Go through the listing beneath this task and return every line that carries the string "Lorestan".

Items from a data source

● ● ●

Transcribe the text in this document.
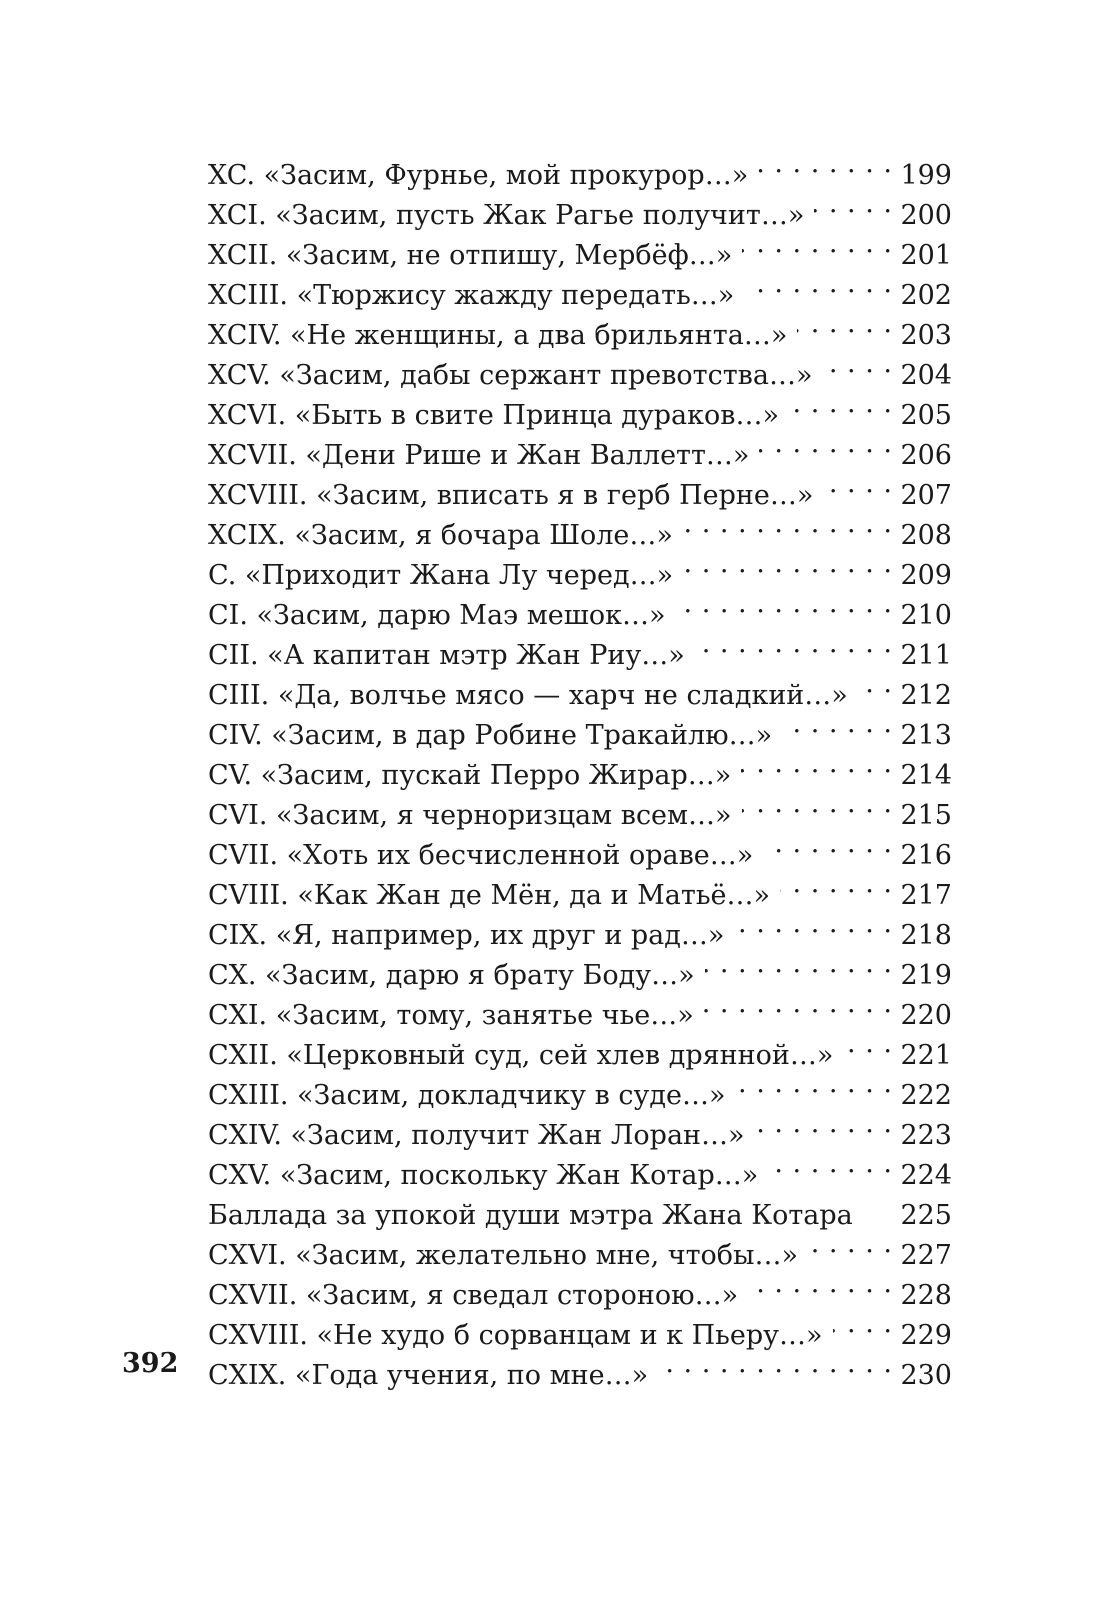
XC. «Засим, Фурнье, мой прокурор…» . . .	199
XCI. «Засим, пусть Жак Рагье получит…» . . .	200
XCII. «Засим, не отпишу, Мербёф…» . . .	201
XCIII. «Тюржису жажду передать…» . . .	202
XCIV. «Не женщины, а два брильянта…» . . .	203
XCV. «Засим, дабы сержант превотства…» . . .	204
XCVI. «Быть в свите Принца дураков…» . . .	205
XCVII. «Дени Рише и Жан Валлетт…» . . .	206
XCVIII. «Засим, вписать я в герб Перне…» . . .	207
XCIX. «Засим, я бочара Шоле…» . . .	208
C. «Приходит Жана Лу черед…» . . .	209
CI. «Засим, дарю Маэ мешок…» . . .	210
CII. «А капитан мэтр Жан Риу…» . . .	211
CIII. «Да, волчье мясо — харч не сладкий…» . . .	212
CIV. «Засим, в дар Робине Тракайлю…» . . .	213
CV. «Засим, пускай Перро Жирар…» . . .	214
CVI. «Засим, я черноризцам всем…» . . .	215
CVII. «Хоть их бесчисленной ораве…» . . .	216
CVIII. «Как Жан де Мён, да и Матьё…» . . .	217
CIX. «Я, например, их друг и рад…» . . .	218
CX. «Засим, дарю я брату Боду…» . . .	219
CXI. «Засим, тому, занятье чье…» . . .	220
CXII. «Церковный суд, сей хлев дрянной…» . . .	221
CXIII. «Засим, докладчику в суде…» . . .	222
CXIV. «Засим, получит Жан Лоран…» . . .	223
CXV. «Засим, поскольку Жан Котар…» . . .	224
Баллада за упокой души мэтра Жана Котара	225
CXVI. «Засим, желательно мне, чтобы…» . . .	227
CXVII. «Засим, я сведал стороною…» . . .	228
CXVIII. «Не худо б сорванцам и к Пьеру…» . . .	229
CXIX. «Года учения, по мне…» . . .	230
392
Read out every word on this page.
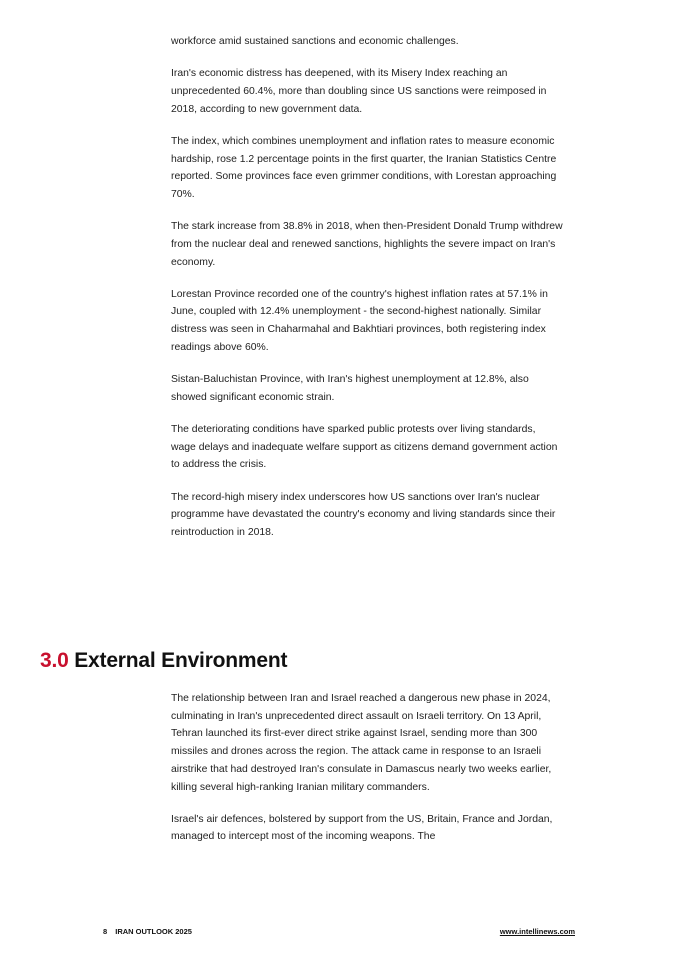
workforce amid sustained sanctions and economic challenges.

Iran's economic distress has deepened, with its Misery Index reaching an unprecedented 60.4%, more than doubling since US sanctions were reimposed in 2018, according to new government data.

The index, which combines unemployment and inflation rates to measure economic hardship, rose 1.2 percentage points in the first quarter, the Iranian Statistics Centre reported. Some provinces face even grimmer conditions, with Lorestan approaching 70%.

The stark increase from 38.8% in 2018, when then-President Donald Trump withdrew from the nuclear deal and renewed sanctions, highlights the severe impact on Iran's economy.

Lorestan Province recorded one of the country's highest inflation rates at 57.1% in June, coupled with 12.4% unemployment - the second-highest nationally. Similar distress was seen in Chaharmahal and Bakhtiari provinces, both registering index readings above 60%.

Sistan-Baluchistan Province, with Iran's highest unemployment at 12.8%, also showed significant economic strain.

The deteriorating conditions have sparked public protests over living standards, wage delays and inadequate welfare support as citizens demand government action to address the crisis.

The record-high misery index underscores how US sanctions over Iran's nuclear programme have devastated the country's economy and living standards since their reintroduction in 2018.

3.0 External Environment

The relationship between Iran and Israel reached a dangerous new phase in 2024, culminating in Iran's unprecedented direct assault on Israeli territory. On 13 April, Tehran launched its first-ever direct strike against Israel, sending more than 300 missiles and drones across the region. The attack came in response to an Israeli airstrike that had destroyed Iran's consulate in Damascus nearly two weeks earlier, killing several high-ranking Iranian military commanders.

Israel's air defences, bolstered by support from the US, Britain, France and Jordan, managed to intercept most of the incoming weapons. The

8 IRAN OUTLOOK 2025	www.intellinews.com
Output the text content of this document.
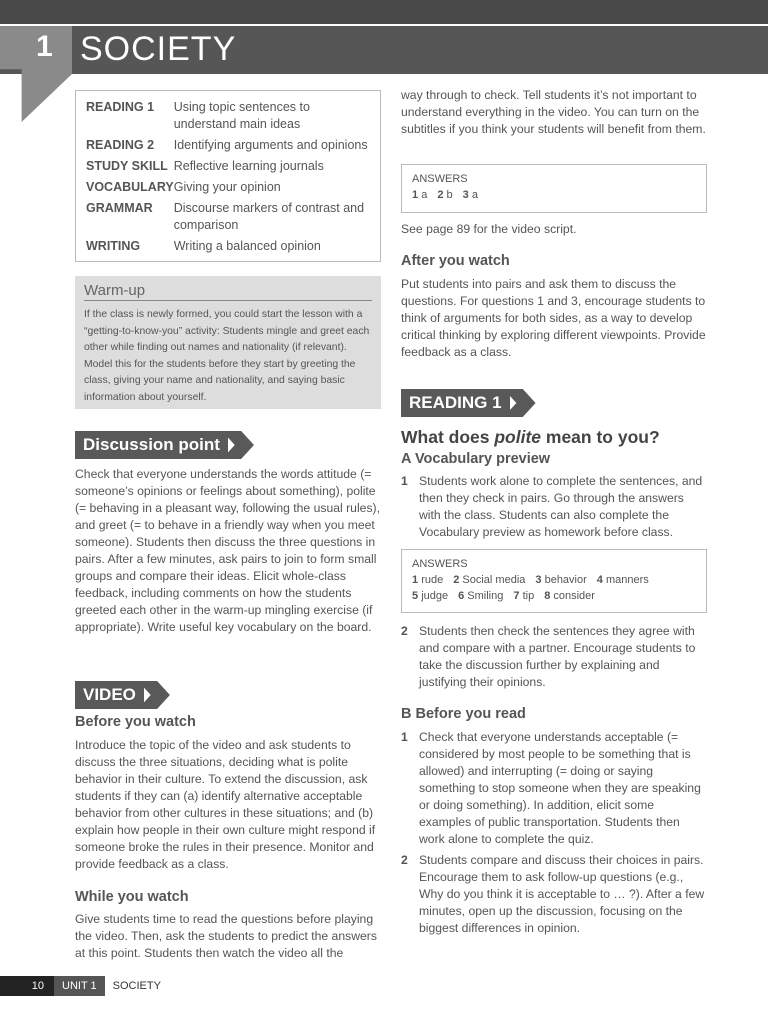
1 SOCIETY
READING 1	Using topic sentences to understand main ideas
READING 2	Identifying arguments and opinions
STUDY SKILL	Reflective learning journals
VOCABULARY	Giving your opinion
GRAMMAR	Discourse markers of contrast and comparison
WRITING	Writing a balanced opinion
Warm-up

If the class is newly formed, you could start the lesson with a “getting-to-know-you” activity: Students mingle and greet each other while finding out names and nationality (if relevant). Model this for the students before they start by greeting the class, giving your name and nationality, and saying basic information about yourself.

Discussion point

Check that everyone understands the words attitude (= someone’s opinions or feelings about something), polite (= behaving in a pleasant way, following the usual rules), and greet (= to behave in a friendly way when you meet someone). Students then discuss the three questions in pairs. After a few minutes, ask pairs to join to form small groups and compare their ideas. Elicit whole-class feedback, including comments on how the students greeted each other in the warm-up mingling exercise (if appropriate). Write useful key vocabulary on the board.

VIDEO
Before you watch

Introduce the topic of the video and ask students to discuss the three situations, deciding what is polite behavior in their culture. To extend the discussion, ask students if they can (a) identify alternative acceptable behavior from other cultures in these situations; and (b) explain how people in their own culture might respond if someone broke the rules in their presence. Monitor and provide feedback as a class.

While you watch

Give students time to read the questions before playing the video. Then, ask the students to predict the answers at this point. Students then watch the video all the

way through to check. Tell students it’s not important to understand everything in the video. You can turn on the subtitles if you think your students will benefit from them.

ANSWERS
1 a 2 b 3 a

See page 89 for the video script.

After you watch

Put students into pairs and ask them to discuss the questions. For questions 1 and 3, encourage students to think of arguments for both sides, as a way to develop critical thinking by exploring different viewpoints. Provide feedback as a class.

READING 1
What does polite mean to you?
A Vocabulary preview
1 Students work alone to complete the sentences, and then they check in pairs. Go through the answers with the class. Students can also complete the Vocabulary preview as homework before class.
ANSWERS
1 rude 2 Social media 3 behavior 4 manners5 judge 6 Smiling 7 tip 8 consider
2 Students then check the sentences they agree with and compare with a partner. Encourage students to take the discussion further by explaining and justifying their opinions.
B Before you read
1 Check that everyone understands acceptable (= considered by most people to be something that is allowed) and interrupting (= doing or saying something to stop someone when they are speaking or doing something). In addition, elicit some examples of public transportation. Students then work alone to complete the quiz.
2 Students compare and discuss their choices in pairs. Encourage them to ask follow-up questions (e.g., Why do you think it is acceptable to … ?). After a few minutes, open up the discussion, focusing on the biggest differences in opinion.
10	UNIT 1	SOCIETY
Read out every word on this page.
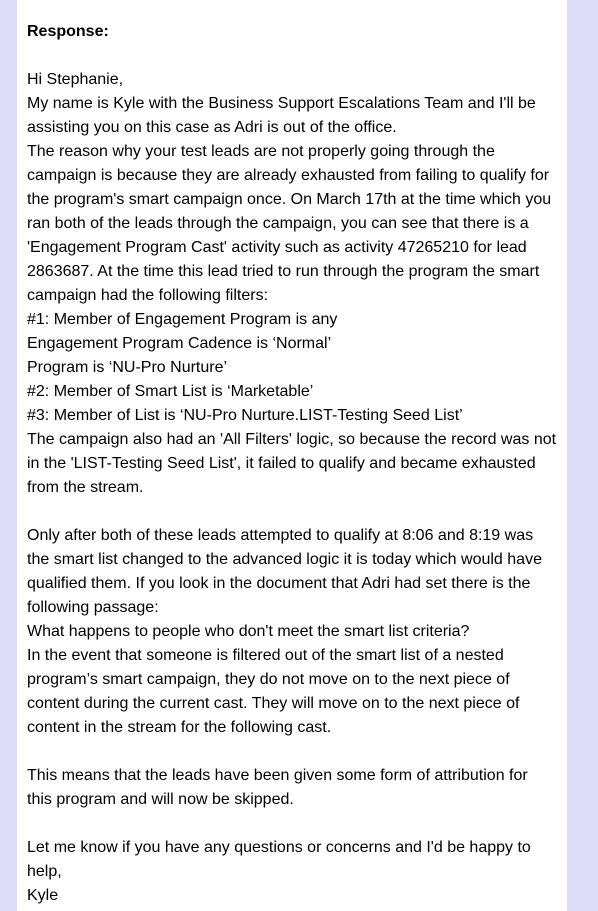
Response:
Hi Stephanie,
My name is Kyle with the Business Support Escalations Team and I'll be
assisting you on this case as Adri is out of the office.
The reason why your test leads are not properly going through the
campaign is because they are already exhausted from failing to qualify for
the program's smart campaign once. On March 17th at the time which you
ran both of the leads through the campaign, you can see that there is a
'Engagement Program Cast' activity such as activity 47265210 for lead
2863687. At the time this lead tried to run through the program the smart
campaign had the following filters:
#1: Member of Engagement Program is any
Engagement Program Cadence is ‘Normal’
Program is ‘NU-Pro Nurture’
#2: Member of Smart List is ‘Marketable’
#3: Member of List is ‘NU-Pro Nurture.LIST-Testing Seed List’
The campaign also had an 'All Filters' logic, so because the record was not
in the 'LIST-Testing Seed List', it failed to qualify and became exhausted
from the stream.
Only after both of these leads attempted to qualify at 8:06 and 8:19 was
the smart list changed to the advanced logic it is today which would have
qualified them. If you look in the document that Adri had set there is the
following passage:
What happens to people who don't meet the smart list criteria?
In the event that someone is filtered out of the smart list of a nested
program’s smart campaign, they do not move on to the next piece of
content during the current cast. They will move on to the next piece of
content in the stream for the following cast.
This means that the leads have been given some form of attribution for
this program and will now be skipped.
Let me know if you have any questions or concerns and I'd be happy to
help,
Kyle
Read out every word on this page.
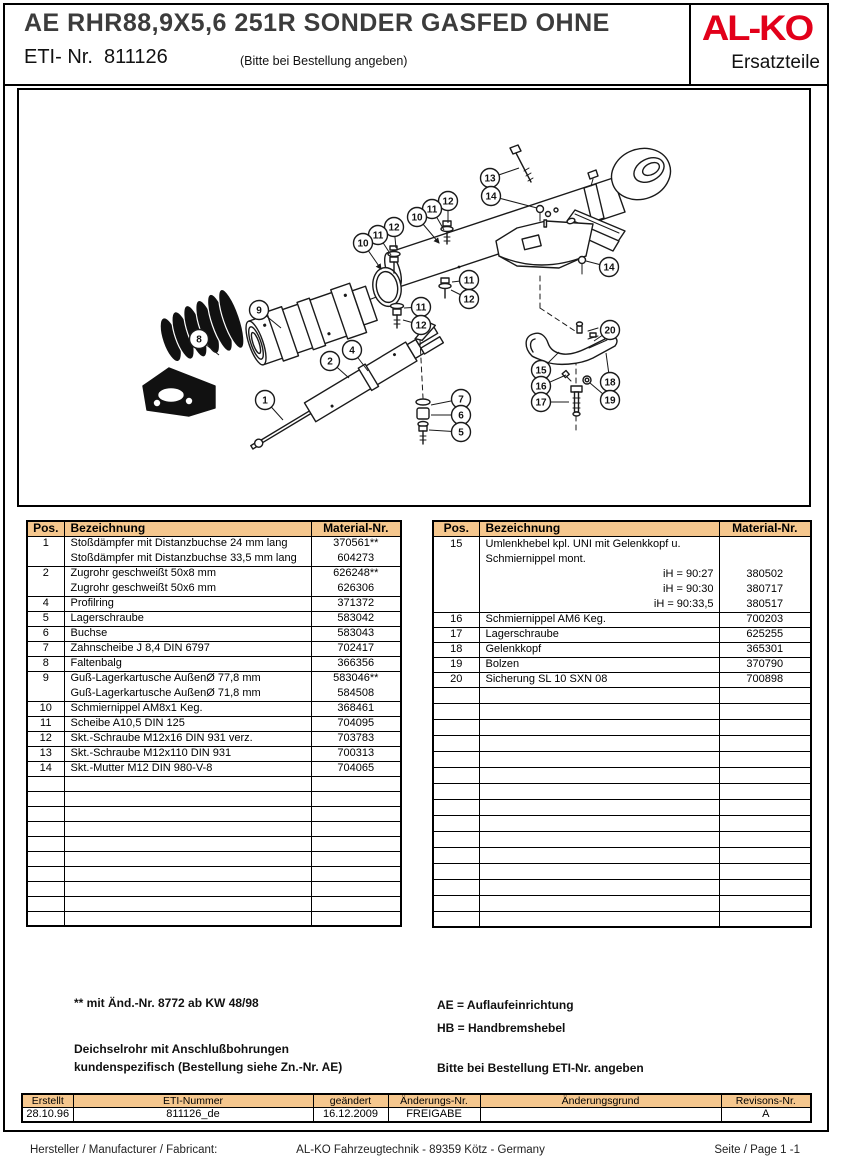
AE RHR88,9X5,6 251R SONDER GASFED OHNE
ETI- Nr.  811126	(Bitte bei Bestellung angeben)
AL-KO
Ersatzteile
13
14
12
11
10
12
11
10
11
12
11
12
14
9
8
2
4
1	7
6
5
15
16
17
20
18
19
Pos.	Bezeichnung	Material-Nr.
1	Stoßdämpfer mit Distanzbuchse 24 mm lang	370561**
	Stoßdämpfer mit Distanzbuchse 33,5 mm lang	604273
2	Zugrohr geschweißt 50x8 mm	626248**
	Zugrohr geschweißt 50x6 mm	626306
4	Profilring	371372
5	Lagerschraube	583042
6	Buchse	583043
7	Zahnscheibe J 8,4 DIN 6797	702417
8	Faltenbalg	366356
9	Guß-Lagerkartusche AußenØ 77,8 mm	583046**
	Guß-Lagerkartusche AußenØ 71,8 mm	584508
10	Schmiernippel AM8x1 Keg.	368461
11	Scheibe A10,5 DIN 125	704095
12	Skt.-Schraube M12x16 DIN 931 verz.	703783
13	Skt.-Schraube M12x110 DIN 931	700313
14	Skt.-Mutter M12 DIN 980-V-8	704065

Pos.	Bezeichnung	Material-Nr.
15	Umlenkhebel kpl. UNI mit Gelenkkopf u.
Schmiernippel mont.	

	iH = 90:27	380502
	iH = 90:30	380717
	iH = 90:33,5	380517
16	Schmiernippel AM6 Keg.	700203
17	Lagerschraube	625255
18	Gelenkkopf	365301
19	Bolzen	370790
20	Sicherung SL 10 SXN 08	700898

** mit Änd.-Nr. 8772 ab KW 48/98
Deichselrohr mit Anschlußbohrungen
kundenspezifisch (Bestellung siehe Zn.-Nr. AE)
AE = Auflaufeinrichtung
HB = Handbremshebel
Bitte bei Bestellung ETI-Nr. angeben
Erstellt	ETI-Nummer	geändert	Änderungs-Nr.	Änderungsgrund	Revisons-Nr.
28.10.96	811126_de	16.12.2009	FREIGABE		A
Hersteller / Manufacturer / Fabricant:	AL-KO Fahrzeugtechnik - 89359 Kötz - Germany	Seite / Page 1 -1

● ● ●

• REPLY TO THE EXERCISE
The index, which combines unemployment and inflation rates to measure economic hardship, rose 1.2 percentage points in the first quarter, the Iranian Statistics Centre reported. Some provinces face even grimmer conditions, with Lorestan approaching 70%.
Lorestan Province recorded one of the country's highest inflation rates at 57.1% in June, coupled with 12.4% unemployment - the second-highest nationally. Similar distress was seen in Chaharmahal and Bakhtiari provinces, both registering index readings above 60%.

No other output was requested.